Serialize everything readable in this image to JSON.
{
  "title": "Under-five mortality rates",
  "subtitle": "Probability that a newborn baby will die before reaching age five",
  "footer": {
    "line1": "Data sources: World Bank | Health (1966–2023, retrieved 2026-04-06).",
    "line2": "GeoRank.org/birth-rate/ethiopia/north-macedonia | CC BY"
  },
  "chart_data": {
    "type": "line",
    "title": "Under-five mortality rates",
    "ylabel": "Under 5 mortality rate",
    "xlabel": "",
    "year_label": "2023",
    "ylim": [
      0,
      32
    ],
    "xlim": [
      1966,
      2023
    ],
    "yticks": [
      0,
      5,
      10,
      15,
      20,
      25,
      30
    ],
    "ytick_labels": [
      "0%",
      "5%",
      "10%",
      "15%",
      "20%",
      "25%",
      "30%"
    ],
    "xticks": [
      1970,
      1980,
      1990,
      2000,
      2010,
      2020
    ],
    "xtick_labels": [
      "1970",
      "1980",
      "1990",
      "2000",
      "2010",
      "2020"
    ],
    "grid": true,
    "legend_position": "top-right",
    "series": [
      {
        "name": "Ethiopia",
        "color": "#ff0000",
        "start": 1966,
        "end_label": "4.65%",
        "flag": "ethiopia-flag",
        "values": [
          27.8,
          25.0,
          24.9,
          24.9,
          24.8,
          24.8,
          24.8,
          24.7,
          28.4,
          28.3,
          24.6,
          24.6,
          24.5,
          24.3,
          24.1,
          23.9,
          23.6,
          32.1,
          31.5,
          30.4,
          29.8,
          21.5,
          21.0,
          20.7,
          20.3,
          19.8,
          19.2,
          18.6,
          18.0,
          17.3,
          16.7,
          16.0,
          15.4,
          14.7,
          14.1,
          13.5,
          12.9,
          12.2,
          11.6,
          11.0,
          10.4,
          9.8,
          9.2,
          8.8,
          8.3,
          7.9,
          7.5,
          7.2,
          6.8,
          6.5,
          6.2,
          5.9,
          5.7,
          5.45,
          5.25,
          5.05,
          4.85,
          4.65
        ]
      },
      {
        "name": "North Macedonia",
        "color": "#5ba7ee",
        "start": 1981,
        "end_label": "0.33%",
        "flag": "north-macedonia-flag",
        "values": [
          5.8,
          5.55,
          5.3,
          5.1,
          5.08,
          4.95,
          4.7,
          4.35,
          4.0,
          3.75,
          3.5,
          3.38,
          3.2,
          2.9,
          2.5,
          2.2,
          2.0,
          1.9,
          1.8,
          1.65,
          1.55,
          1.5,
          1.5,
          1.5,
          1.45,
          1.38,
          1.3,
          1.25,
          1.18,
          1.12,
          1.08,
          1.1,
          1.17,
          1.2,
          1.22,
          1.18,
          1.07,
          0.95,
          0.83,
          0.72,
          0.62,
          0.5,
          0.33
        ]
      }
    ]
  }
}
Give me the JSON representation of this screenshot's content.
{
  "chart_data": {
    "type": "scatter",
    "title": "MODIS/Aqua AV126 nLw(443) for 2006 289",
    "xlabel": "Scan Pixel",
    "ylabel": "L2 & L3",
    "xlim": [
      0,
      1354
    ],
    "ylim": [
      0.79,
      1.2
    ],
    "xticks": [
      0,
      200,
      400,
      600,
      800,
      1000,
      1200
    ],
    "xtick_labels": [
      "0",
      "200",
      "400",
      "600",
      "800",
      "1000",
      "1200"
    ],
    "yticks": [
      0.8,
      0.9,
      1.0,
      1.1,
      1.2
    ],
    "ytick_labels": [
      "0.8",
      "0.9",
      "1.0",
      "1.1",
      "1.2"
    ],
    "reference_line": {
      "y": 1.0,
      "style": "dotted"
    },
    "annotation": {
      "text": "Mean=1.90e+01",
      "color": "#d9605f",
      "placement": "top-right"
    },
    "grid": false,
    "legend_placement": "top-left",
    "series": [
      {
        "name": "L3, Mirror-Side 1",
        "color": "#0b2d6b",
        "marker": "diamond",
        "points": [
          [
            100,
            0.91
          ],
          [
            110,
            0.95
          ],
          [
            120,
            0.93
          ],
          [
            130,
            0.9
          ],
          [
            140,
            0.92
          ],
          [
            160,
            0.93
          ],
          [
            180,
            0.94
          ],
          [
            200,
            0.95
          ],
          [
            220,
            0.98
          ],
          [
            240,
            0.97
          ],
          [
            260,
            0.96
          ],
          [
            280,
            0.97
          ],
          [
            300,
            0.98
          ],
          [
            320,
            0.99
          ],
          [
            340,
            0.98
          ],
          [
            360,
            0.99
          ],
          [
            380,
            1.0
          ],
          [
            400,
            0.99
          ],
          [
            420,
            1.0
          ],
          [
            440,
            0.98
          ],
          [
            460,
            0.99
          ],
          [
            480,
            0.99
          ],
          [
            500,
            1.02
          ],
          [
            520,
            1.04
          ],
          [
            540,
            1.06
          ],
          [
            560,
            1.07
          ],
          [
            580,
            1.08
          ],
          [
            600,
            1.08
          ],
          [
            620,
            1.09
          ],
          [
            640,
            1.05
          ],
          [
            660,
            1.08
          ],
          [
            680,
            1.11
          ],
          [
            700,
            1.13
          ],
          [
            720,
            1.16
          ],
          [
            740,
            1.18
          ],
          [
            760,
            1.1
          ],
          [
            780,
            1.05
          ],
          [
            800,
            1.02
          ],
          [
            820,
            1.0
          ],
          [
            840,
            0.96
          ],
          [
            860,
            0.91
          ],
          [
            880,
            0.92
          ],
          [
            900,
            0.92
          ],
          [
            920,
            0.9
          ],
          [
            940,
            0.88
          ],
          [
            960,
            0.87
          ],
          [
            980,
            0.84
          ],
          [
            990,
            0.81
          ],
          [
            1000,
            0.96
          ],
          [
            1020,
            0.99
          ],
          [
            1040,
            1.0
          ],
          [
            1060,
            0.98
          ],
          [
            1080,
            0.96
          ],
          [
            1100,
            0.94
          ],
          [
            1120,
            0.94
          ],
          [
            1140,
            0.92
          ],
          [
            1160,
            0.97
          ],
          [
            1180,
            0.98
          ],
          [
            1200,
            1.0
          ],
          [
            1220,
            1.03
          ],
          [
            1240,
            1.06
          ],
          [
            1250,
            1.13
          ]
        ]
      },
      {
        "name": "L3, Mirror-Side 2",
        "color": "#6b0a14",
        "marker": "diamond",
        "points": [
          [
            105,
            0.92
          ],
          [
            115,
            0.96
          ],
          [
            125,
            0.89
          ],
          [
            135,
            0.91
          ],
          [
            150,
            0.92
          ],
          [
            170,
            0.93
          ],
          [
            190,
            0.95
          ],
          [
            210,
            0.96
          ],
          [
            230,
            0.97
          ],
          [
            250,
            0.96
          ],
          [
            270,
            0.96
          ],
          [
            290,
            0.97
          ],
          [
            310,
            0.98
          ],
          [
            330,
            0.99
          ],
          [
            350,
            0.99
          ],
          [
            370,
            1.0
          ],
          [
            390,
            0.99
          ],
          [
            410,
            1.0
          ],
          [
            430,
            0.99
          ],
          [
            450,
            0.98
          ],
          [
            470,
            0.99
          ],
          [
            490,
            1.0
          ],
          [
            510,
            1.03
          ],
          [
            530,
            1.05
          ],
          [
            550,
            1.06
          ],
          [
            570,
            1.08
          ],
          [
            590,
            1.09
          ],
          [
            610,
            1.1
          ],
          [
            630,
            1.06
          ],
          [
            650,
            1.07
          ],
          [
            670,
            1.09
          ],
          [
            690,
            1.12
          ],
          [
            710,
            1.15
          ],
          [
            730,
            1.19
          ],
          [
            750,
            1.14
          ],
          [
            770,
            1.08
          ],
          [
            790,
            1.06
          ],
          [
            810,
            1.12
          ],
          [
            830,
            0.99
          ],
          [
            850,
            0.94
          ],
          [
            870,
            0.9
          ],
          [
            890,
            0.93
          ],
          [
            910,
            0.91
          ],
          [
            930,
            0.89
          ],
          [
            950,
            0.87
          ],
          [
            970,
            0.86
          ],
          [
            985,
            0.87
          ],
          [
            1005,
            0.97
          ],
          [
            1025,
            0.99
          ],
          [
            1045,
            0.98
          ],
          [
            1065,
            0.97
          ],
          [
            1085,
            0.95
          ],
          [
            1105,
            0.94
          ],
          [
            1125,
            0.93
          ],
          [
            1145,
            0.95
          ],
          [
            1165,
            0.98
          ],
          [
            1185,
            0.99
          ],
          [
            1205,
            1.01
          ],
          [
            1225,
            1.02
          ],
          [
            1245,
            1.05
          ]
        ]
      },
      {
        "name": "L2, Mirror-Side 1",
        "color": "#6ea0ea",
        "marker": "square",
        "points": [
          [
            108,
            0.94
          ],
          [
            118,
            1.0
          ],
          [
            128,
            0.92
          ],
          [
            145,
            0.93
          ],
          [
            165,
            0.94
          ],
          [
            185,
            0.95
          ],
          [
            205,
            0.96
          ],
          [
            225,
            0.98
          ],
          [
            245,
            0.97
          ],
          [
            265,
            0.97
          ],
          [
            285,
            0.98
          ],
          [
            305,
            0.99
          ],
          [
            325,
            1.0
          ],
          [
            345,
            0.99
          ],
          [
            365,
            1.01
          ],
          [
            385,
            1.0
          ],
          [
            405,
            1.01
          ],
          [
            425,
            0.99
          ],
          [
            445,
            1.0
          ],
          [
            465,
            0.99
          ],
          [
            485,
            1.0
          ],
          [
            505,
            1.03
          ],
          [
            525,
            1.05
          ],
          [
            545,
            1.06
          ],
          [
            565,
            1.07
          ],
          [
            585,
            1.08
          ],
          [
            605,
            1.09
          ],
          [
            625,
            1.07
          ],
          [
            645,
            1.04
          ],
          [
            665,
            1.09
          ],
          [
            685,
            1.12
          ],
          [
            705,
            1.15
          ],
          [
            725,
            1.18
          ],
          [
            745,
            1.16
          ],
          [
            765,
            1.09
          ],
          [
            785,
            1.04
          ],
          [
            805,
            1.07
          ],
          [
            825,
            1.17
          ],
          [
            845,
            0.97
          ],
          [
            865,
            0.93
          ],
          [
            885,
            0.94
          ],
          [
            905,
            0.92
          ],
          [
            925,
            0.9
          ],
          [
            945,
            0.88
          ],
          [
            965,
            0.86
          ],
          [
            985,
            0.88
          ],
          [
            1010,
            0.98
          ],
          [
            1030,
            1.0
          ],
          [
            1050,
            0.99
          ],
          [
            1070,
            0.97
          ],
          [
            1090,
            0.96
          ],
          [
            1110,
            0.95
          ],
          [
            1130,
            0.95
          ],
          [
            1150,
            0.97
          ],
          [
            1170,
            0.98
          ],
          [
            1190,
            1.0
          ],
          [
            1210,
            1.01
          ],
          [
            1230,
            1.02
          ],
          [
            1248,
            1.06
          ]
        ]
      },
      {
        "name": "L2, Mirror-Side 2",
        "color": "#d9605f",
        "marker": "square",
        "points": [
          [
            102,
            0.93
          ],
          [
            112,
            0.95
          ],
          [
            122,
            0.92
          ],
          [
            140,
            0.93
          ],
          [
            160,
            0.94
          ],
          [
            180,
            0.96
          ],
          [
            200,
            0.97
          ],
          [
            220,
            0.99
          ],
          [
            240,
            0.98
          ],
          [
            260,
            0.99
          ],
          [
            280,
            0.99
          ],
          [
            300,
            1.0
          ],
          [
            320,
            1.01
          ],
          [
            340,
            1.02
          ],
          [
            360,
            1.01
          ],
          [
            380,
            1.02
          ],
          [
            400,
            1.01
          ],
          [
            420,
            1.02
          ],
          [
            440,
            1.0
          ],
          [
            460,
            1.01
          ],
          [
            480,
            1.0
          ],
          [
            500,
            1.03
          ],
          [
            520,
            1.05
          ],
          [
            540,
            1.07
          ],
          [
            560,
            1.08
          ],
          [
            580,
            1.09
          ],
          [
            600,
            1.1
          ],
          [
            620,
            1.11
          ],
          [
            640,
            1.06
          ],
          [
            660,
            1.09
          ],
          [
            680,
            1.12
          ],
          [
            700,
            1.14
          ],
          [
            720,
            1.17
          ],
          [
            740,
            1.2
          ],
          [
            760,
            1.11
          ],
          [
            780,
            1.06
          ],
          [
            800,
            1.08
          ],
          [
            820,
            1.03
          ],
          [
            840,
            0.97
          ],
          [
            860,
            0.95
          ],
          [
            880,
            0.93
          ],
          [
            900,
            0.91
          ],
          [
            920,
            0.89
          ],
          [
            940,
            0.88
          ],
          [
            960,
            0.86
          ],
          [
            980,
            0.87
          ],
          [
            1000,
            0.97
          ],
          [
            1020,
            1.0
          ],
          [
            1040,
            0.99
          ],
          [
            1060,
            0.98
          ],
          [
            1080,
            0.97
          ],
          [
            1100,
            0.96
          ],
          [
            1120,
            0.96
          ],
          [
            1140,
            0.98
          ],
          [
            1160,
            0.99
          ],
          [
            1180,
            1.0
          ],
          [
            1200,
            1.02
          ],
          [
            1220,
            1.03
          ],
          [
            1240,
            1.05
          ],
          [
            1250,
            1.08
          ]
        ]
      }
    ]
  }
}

+--

_WHAT IS NEEDED_. Go through the material above and copy each line that has the word "color".

_EXPECTED ANSWER_.
        "color": "#ff0000",
        "color": "#5ba7ee",
      "color": "#d9605f",
        "color": "#0b2d6b",
        "color": "#6b0a14",
        "color": "#6ea0ea",
        "color": "#d9605f",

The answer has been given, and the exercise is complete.